- _What is required_: Your reply should be a single number: how many lines contain the string "scene".

══ Given data ══

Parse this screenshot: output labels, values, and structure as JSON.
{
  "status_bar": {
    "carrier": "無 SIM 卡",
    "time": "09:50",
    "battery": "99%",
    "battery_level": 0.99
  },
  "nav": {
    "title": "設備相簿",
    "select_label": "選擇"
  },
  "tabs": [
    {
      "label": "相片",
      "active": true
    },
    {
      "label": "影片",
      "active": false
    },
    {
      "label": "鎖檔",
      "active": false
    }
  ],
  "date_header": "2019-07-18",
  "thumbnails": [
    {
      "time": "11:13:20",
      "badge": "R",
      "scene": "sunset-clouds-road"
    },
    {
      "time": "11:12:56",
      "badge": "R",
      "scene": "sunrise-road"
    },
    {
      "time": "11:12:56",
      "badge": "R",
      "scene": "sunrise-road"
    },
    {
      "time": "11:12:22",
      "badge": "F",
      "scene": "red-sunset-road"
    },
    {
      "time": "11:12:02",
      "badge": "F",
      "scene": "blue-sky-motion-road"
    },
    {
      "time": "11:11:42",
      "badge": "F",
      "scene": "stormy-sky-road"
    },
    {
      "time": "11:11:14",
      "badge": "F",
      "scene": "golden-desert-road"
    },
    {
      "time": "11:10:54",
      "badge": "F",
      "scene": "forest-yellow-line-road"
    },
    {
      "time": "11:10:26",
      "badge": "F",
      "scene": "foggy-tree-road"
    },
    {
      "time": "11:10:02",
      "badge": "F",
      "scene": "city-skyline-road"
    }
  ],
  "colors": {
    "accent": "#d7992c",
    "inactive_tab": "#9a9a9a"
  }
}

═══
══ Given data ══

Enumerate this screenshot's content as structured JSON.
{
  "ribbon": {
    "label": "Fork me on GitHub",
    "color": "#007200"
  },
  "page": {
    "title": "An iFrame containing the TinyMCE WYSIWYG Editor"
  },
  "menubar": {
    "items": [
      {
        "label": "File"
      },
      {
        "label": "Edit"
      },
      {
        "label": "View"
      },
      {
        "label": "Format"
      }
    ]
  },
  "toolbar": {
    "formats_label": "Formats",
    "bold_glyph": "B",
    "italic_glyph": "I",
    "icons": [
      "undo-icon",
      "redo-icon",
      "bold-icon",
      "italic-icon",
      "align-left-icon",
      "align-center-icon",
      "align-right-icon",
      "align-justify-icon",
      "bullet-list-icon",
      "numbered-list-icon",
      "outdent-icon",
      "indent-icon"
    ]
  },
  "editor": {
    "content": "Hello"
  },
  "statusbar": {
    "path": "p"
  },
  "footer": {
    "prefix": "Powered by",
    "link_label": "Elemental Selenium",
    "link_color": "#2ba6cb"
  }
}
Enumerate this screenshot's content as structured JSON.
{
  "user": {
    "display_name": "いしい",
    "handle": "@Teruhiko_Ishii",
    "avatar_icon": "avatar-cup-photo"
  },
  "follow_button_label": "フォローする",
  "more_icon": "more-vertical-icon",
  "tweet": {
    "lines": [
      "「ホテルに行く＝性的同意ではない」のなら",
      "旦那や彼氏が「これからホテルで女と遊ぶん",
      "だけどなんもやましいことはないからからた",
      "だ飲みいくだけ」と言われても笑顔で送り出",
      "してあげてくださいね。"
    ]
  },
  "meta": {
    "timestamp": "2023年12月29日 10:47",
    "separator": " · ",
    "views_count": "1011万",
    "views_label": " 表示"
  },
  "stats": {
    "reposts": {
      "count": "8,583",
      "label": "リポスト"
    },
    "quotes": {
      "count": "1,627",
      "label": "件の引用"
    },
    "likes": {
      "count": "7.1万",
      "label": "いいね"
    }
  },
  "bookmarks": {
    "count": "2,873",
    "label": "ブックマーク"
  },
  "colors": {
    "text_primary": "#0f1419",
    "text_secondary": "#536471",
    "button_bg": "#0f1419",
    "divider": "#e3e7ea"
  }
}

═══

- _Task answer_: 10